**Short problem:**
Can you render every line of the records below as a Markdown table with two columns, "No." for the row number and "Entry" for the line itself, skipping any blank lines?

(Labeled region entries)

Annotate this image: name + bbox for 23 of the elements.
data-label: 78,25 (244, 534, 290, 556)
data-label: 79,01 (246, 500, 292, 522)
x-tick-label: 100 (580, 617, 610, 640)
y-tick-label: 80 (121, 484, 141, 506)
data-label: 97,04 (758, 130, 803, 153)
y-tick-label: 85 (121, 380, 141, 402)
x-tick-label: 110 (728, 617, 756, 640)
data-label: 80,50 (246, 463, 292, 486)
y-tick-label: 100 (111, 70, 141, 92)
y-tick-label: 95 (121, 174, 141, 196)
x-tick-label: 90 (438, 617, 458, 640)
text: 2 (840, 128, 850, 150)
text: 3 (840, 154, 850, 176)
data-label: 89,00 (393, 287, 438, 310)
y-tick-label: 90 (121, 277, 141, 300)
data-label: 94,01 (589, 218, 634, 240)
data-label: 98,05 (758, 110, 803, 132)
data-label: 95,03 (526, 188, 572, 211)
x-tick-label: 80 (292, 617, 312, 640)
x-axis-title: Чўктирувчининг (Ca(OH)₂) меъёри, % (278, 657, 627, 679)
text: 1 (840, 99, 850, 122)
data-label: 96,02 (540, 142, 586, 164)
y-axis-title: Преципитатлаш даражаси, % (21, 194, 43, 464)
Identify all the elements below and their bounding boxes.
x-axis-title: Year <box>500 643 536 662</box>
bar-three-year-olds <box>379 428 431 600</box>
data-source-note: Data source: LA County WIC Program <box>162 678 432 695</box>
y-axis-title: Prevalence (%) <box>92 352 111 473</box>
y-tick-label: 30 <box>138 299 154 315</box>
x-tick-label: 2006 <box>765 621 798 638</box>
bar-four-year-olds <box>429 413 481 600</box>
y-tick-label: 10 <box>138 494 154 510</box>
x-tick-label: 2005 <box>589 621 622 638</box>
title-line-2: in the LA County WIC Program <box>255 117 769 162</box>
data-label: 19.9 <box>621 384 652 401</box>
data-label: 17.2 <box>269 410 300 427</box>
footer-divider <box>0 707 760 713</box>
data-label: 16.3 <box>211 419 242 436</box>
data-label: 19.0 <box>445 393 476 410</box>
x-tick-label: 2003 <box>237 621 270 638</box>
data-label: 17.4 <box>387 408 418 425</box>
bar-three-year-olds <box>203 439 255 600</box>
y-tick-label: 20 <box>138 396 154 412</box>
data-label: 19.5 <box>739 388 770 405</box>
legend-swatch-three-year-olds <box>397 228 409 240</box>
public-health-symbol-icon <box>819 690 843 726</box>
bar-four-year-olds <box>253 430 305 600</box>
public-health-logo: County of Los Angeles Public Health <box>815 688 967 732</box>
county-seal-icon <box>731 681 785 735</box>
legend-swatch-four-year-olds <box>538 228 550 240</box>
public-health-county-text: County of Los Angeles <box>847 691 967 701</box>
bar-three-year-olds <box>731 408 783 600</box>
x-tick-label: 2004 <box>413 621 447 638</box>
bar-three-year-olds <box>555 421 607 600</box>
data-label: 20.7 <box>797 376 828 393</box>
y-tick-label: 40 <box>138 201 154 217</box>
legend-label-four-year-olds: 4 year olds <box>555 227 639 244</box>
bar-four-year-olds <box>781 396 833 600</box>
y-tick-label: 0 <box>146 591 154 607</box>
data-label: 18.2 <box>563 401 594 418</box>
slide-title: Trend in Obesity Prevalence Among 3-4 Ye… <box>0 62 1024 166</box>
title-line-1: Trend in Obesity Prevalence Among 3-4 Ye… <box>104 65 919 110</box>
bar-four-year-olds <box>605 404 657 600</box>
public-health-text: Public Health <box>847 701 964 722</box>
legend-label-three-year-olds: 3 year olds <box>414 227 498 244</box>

**Response to this task:**
| No. | Entry |
|---|---|
| 1 | Annotate this image: name + bbox for 23 of the elements. |
| 2 | data-label: 78,25 (244, 534, 290, 556) |
| 3 | data-label: 79,01 (246, 500, 292, 522) |
| 4 | x-tick-label: 100 (580, 617, 610, 640) |
| 5 | y-tick-label: 80 (121, 484, 141, 506) |
| 6 | data-label: 97,04 (758, 130, 803, 153) |
| 7 | y-tick-label: 85 (121, 380, 141, 402) |
| 8 | x-tick-label: 110 (728, 617, 756, 640) |
| 9 | data-label: 80,50 (246, 463, 292, 486) |
| 10 | y-tick-label: 100 (111, 70, 141, 92) |
| 11 | y-tick-label: 95 (121, 174, 141, 196) |
| 12 | x-tick-label: 90 (438, 617, 458, 640) |
| 13 | text: 2 (840, 128, 850, 150) |
| 14 | text: 3 (840, 154, 850, 176) |
| 15 | data-label: 89,00 (393, 287, 438, 310) |
| 16 | y-tick-label: 90 (121, 277, 141, 300) |
| 17 | data-label: 94,01 (589, 218, 634, 240) |
| 18 | data-label: 98,05 (758, 110, 803, 132) |
| 19 | data-label: 95,03 (526, 188, 572, 211) |
| 20 | x-tick-label: 80 (292, 617, 312, 640) |
| 21 | x-axis-title: Чўктирувчининг (Ca(OH)₂) меъёри, % (278, 657, 627, 679) |
| 22 | text: 1 (840, 99, 850, 122) |
| 23 | data-label: 96,02 (540, 142, 586, 164) |
| 24 | y-axis-title: Преципитатлаш даражаси, % (21, 194, 43, 464) |
| 25 | Identify all the elements below and their bounding boxes. |
| 26 | x-axis-title: Year <box>500 643 536 662</box> |
| 27 | bar-three-year-olds <box>379 428 431 600</box> |
| 28 | data-source-note: Data source: LA County WIC Program <box>162 678 432 695</box> |
| 29 | y-axis-title: Prevalence (%) <box>92 352 111 473</box> |
| 30 | y-tick-label: 30 <box>138 299 154 315</box> |
| 31 | x-tick-label: 2006 <box>765 621 798 638</box> |
| 32 | bar-four-year-olds <box>429 413 481 600</box> |
| 33 | y-tick-label: 10 <box>138 494 154 510</box> |
| 34 | x-tick-label: 2005 <box>589 621 622 638</box> |
| 35 | title-line-2: in the LA County WIC Program <box>255 117 769 162</box> |
| 36 | data-label: 19.9 <box>621 384 652 401</box> |
| 37 | data-label: 17.2 <box>269 410 300 427</box> |
| 38 | footer-divider <box>0 707 760 713</box> |
| 39 | data-label: 16.3 <box>211 419 242 436</box> |
| 40 | data-label: 19.0 <box>445 393 476 410</box> |
| 41 | x-tick-label: 2003 <box>237 621 270 638</box> |
| 42 | data-label: 17.4 <box>387 408 418 425</box> |
| 43 | bar-three-year-olds <box>203 439 255 600</box> |
| 44 | y-tick-label: 20 <box>138 396 154 412</box> |
| 45 | data-label: 19.5 <box>739 388 770 405</box> |
| 46 | legend-swatch-three-year-olds <box>397 228 409 240</box> |
| 47 | public-health-symbol-icon <box>819 690 843 726</box> |
| 48 | bar-four-year-olds <box>253 430 305 600</box> |
| 49 | public-health-logo: County of Los Angeles Public Health <box>815 688 967 732</box> |
| 50 | county-seal-icon <box>731 681 785 735</box> |
| 51 | legend-swatch-four-year-olds <box>538 228 550 240</box> |
| 52 | public-health-county-text: County of Los Angeles <box>847 691 967 701</box> |
| 53 | bar-three-year-olds <box>731 408 783 600</box> |
| 54 | x-tick-label: 2004 <box>413 621 447 638</box> |
| 55 | bar-three-year-olds <box>555 421 607 600</box> |
| 56 | data-label: 20.7 <box>797 376 828 393</box> |
| 57 | y-tick-label: 40 <box>138 201 154 217</box> |
| 58 | legend-label-four-year-olds: 4 year olds <box>555 227 639 244</box> |
| 59 | bar-four-year-olds <box>781 396 833 600</box> |
| 60 | y-tick-label: 0 <box>146 591 154 607</box> |
| 61 | data-label: 18.2 <box>563 401 594 418</box> |
| 62 | slide-title: Trend in Obesity Prevalence Among 3-4 Ye… <box>0 62 1024 166</box> |
| 63 | title-line-1: Trend in Obesity Prevalence Among 3-4 Ye… <box>104 65 919 110</box> |
| 64 | bar-four-year-olds <box>605 404 657 600</box> |
| 65 | public-health-text: Public Health <box>847 701 964 722</box> |
| 66 | legend-label-three-year-olds: 3 year olds <box>414 227 498 244</box> |